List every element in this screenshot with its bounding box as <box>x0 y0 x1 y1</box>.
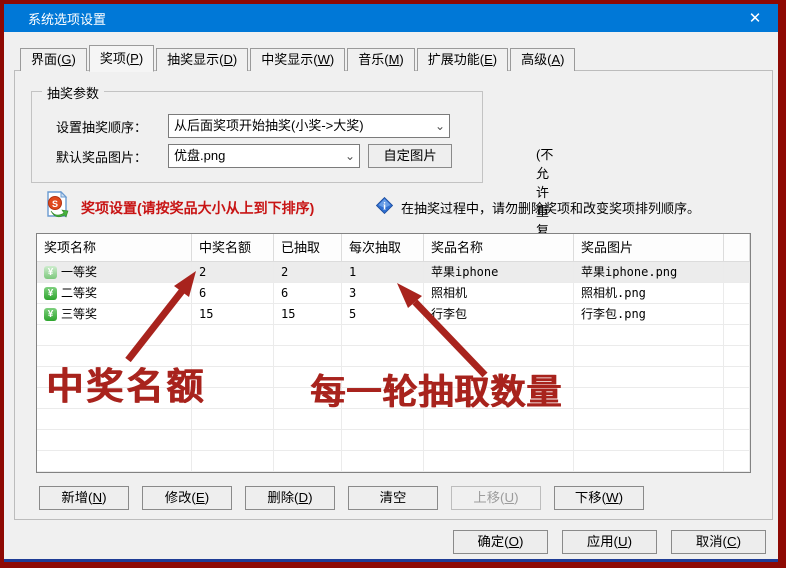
default-image-value: 优盘.png <box>174 148 225 163</box>
tab-music[interactable]: 音乐(M) <box>347 48 415 71</box>
table-action-buttons: 新增(N) 修改(E) 删除(D) 清空 上移(U) 下移(W) <box>39 486 644 510</box>
draw-order-label: 设置抽奖顺序： <box>56 117 168 136</box>
col-prize-name[interactable]: 奖项名称 <box>37 234 192 262</box>
col-quota[interactable]: 中奖名额 <box>192 234 274 262</box>
clear-button[interactable]: 清空 <box>348 486 438 510</box>
quota-value: 6 <box>192 283 274 304</box>
empty-row <box>37 325 750 346</box>
prize-settings-label: 奖项设置(请按奖品大小从上到下排序) <box>81 198 314 218</box>
per-draw-value: 5 <box>342 304 424 325</box>
draw-warning-text: 在抽奖过程中，请勿删除奖项和改变奖项排列顺序。 <box>401 198 700 217</box>
quota-value: 2 <box>192 262 274 283</box>
item-name: 照相机 <box>424 283 574 304</box>
close-icon[interactable]: ✕ <box>732 4 778 32</box>
apply-button[interactable]: 应用(U) <box>562 530 657 554</box>
item-image: 苹果iphone.png <box>574 262 724 283</box>
item-image: 行李包.png <box>574 304 724 325</box>
tab-advanced[interactable]: 高级(A) <box>510 48 575 71</box>
move-up-button: 上移(U) <box>451 486 541 510</box>
tab-interface[interactable]: 界面(G) <box>20 48 87 71</box>
cancel-button[interactable]: 取消(C) <box>671 530 766 554</box>
prize-yen-icon: ¥ <box>44 308 57 321</box>
col-drawn[interactable]: 已抽取 <box>274 234 342 262</box>
tab-extensions[interactable]: 扩展功能(E) <box>417 48 508 71</box>
per-draw-value: 1 <box>342 262 424 283</box>
drawn-value: 2 <box>274 262 342 283</box>
annotation-per-round-label: 每一轮抽取数量 <box>310 364 562 415</box>
custom-image-button[interactable]: 自定图片 <box>368 144 452 168</box>
chevron-down-icon[interactable]: ⌄ <box>345 145 355 167</box>
draw-order-select[interactable]: 从后面奖项开始抽奖(小奖->大奖) ⌄ <box>168 114 450 138</box>
col-per-draw[interactable]: 每次抽取 <box>342 234 424 262</box>
dialog-title: 系统选项设置 <box>4 9 106 28</box>
prize-table[interactable]: 奖项名称 中奖名额 已抽取 每次抽取 奖品名称 奖品图片 ¥ 一等奖 2 2 1 <box>36 233 751 473</box>
screenshot-frame: 系统选项设置 ✕ 界面(G) 奖项(P) 抽奖显示(D) 中奖显示(W) 音乐(… <box>0 0 786 568</box>
table-row[interactable]: ¥ 三等奖 15 15 5 行李包 行李包.png <box>37 304 750 325</box>
delete-button[interactable]: 删除(D) <box>245 486 335 510</box>
svg-text:S: S <box>52 199 58 209</box>
ok-button[interactable]: 确定(O) <box>453 530 548 554</box>
col-filler <box>724 234 750 262</box>
group-legend: 抽奖参数 <box>42 83 104 102</box>
empty-row <box>37 430 750 451</box>
quota-value: 15 <box>192 304 274 325</box>
item-name: 苹果iphone <box>424 262 574 283</box>
prizes-tab-page: 抽奖参数 设置抽奖顺序： 从后面奖项开始抽奖(小奖->大奖) ⌄ 默认奖品图片：… <box>14 70 773 520</box>
tab-draw-display[interactable]: 抽奖显示(D) <box>156 48 248 71</box>
tab-prizes[interactable]: 奖项(P) <box>89 45 154 72</box>
info-icon: i <box>376 197 393 214</box>
col-item-image[interactable]: 奖品图片 <box>574 234 724 262</box>
empty-row <box>37 451 750 472</box>
svg-text:i: i <box>383 202 386 213</box>
chevron-down-icon[interactable]: ⌄ <box>435 115 445 137</box>
draw-order-value: 从后面奖项开始抽奖(小奖->大奖) <box>174 118 364 133</box>
drawn-value: 6 <box>274 283 342 304</box>
table-header-row: 奖项名称 中奖名额 已抽取 每次抽取 奖品名称 奖品图片 <box>37 234 750 262</box>
prize-name: 二等奖 <box>61 283 97 303</box>
default-image-select[interactable]: 优盘.png ⌄ <box>168 144 360 168</box>
per-draw-value: 3 <box>342 283 424 304</box>
item-image: 照相机.png <box>574 283 724 304</box>
dialog-buttons: 确定(O) 应用(U) 取消(C) <box>453 530 766 554</box>
add-button[interactable]: 新增(N) <box>39 486 129 510</box>
tab-win-display[interactable]: 中奖显示(W) <box>250 48 345 71</box>
prize-name: 一等奖 <box>61 262 97 282</box>
edit-button[interactable]: 修改(E) <box>142 486 232 510</box>
drawn-value: 15 <box>274 304 342 325</box>
annotation-quota-label: 中奖名额 <box>46 356 206 410</box>
col-item-name[interactable]: 奖品名称 <box>424 234 574 262</box>
prize-yen-icon: ¥ <box>44 287 57 300</box>
tab-strip: 界面(G) 奖项(P) 抽奖显示(D) 中奖显示(W) 音乐(M) 扩展功能(E… <box>20 44 577 71</box>
default-image-label: 默认奖品图片： <box>56 147 168 166</box>
item-name: 行李包 <box>424 304 574 325</box>
system-options-dialog: 系统选项设置 ✕ 界面(G) 奖项(P) 抽奖显示(D) 中奖显示(W) 音乐(… <box>4 4 778 562</box>
table-row[interactable]: ¥ 二等奖 6 6 3 照相机 照相机.png <box>37 283 750 304</box>
prize-yen-icon: ¥ <box>44 266 57 279</box>
title-bar[interactable]: 系统选项设置 ✕ <box>4 4 778 32</box>
prize-settings-icon: S <box>45 191 69 218</box>
prize-name: 三等奖 <box>61 304 97 324</box>
table-row[interactable]: ¥ 一等奖 2 2 1 苹果iphone 苹果iphone.png <box>37 262 750 283</box>
move-down-button[interactable]: 下移(W) <box>554 486 644 510</box>
draw-parameters-group: 抽奖参数 设置抽奖顺序： 从后面奖项开始抽奖(小奖->大奖) ⌄ 默认奖品图片：… <box>31 91 483 183</box>
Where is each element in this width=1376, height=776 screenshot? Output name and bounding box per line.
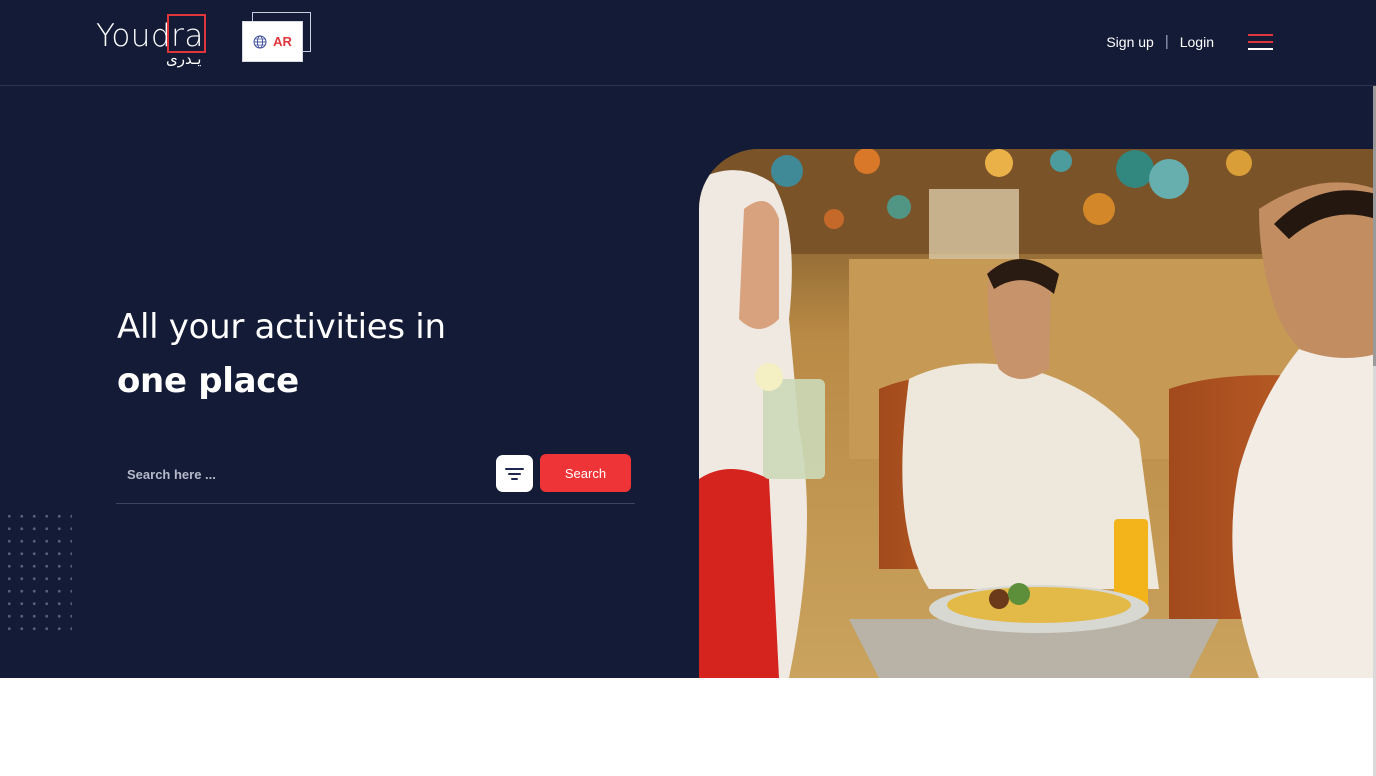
auth-links: Sign up | Login <box>1106 33 1214 50</box>
filter-icon-line-2 <box>508 473 521 475</box>
language-switcher: AR <box>242 12 312 64</box>
menu-bar-bottom <box>1248 48 1273 50</box>
hero-photo <box>699 149 1376 678</box>
search-bar: Search <box>116 450 635 504</box>
search-input[interactable] <box>116 450 486 498</box>
signup-link[interactable]: Sign up <box>1106 34 1153 50</box>
top-navbar: Youdra يـدرى AR Sign up | Login <box>0 0 1376 86</box>
language-button[interactable]: AR <box>242 21 303 62</box>
globe-icon <box>253 35 267 48</box>
headline-line-2: one place <box>117 361 299 401</box>
restaurant-scene-image <box>699 149 1376 678</box>
filter-button[interactable] <box>496 455 533 492</box>
logo-arabic-text: يـدرى <box>166 50 202 68</box>
brand-logo[interactable]: Youdra يـدرى <box>96 14 216 74</box>
search-button[interactable]: Search <box>540 454 631 492</box>
hero-section: Youdra يـدرى AR Sign up | Login All your… <box>0 0 1376 678</box>
hero-headline: All your activities in one place <box>117 305 446 413</box>
nav-separator: | <box>1164 33 1169 50</box>
menu-bar-middle <box>1248 41 1273 43</box>
headline-line-1: All your activities in <box>117 307 446 347</box>
filter-icon-line-3 <box>511 478 518 480</box>
hamburger-menu-icon[interactable] <box>1248 34 1273 50</box>
login-link[interactable]: Login <box>1180 34 1214 50</box>
language-label: AR <box>273 34 292 49</box>
menu-bar-top <box>1248 34 1273 36</box>
logo-accent-square <box>167 14 206 53</box>
decorative-dot-grid <box>0 510 72 635</box>
filter-icon <box>505 468 524 470</box>
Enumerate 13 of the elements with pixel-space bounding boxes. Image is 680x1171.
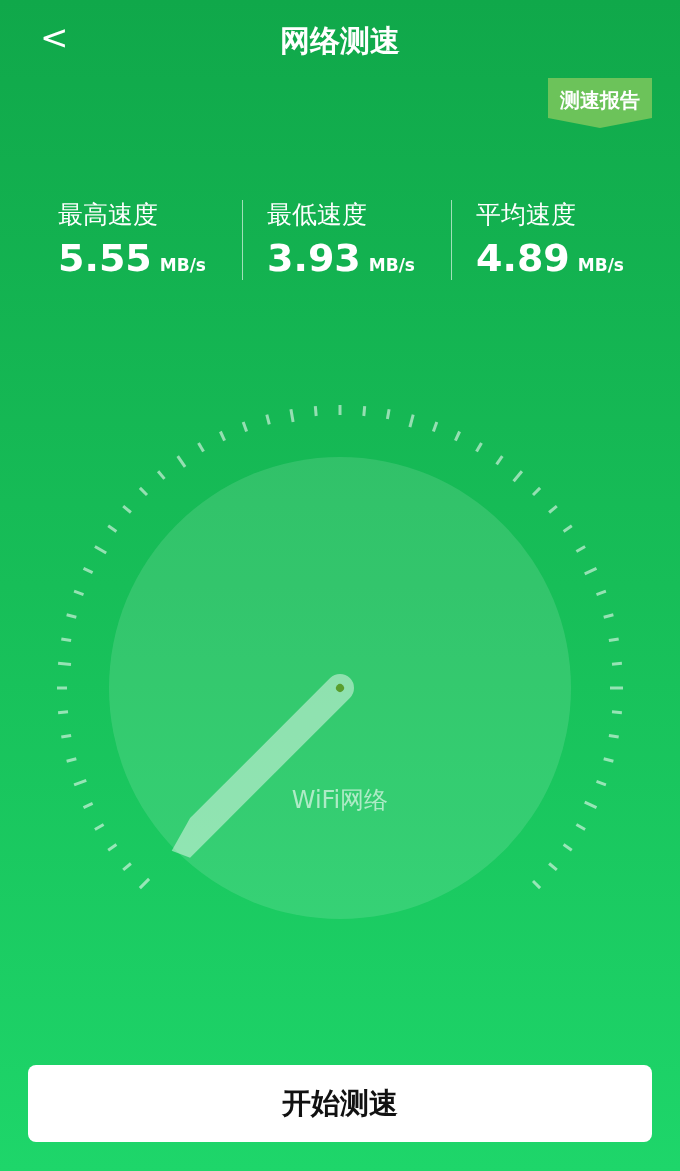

**EXERCISE AIM:**
Extract the lines in the listing from the line containing "default-image-value: 优盘.png <box>174" through the line containing "col-prize-name[interactable]: 奖项名称 <box>37", inclusive, and reproduce them without any changes.

**WRITTEN SOLUTION:**
default-image-value: 优盘.png <box>174 148 225 163</box>
tab-music[interactable]: 音乐(M) <box>347 48 415 71</box>
table-action-buttons: 新增(N) 修改(E) 删除(D) 清空 上移(U) 下移(W) <box>39 486 644 510</box>
draw-order-label: 设置抽奖顺序： <box>56 117 168 136</box>
col-prize-name[interactable]: 奖项名称 <box>37 234 192 262</box>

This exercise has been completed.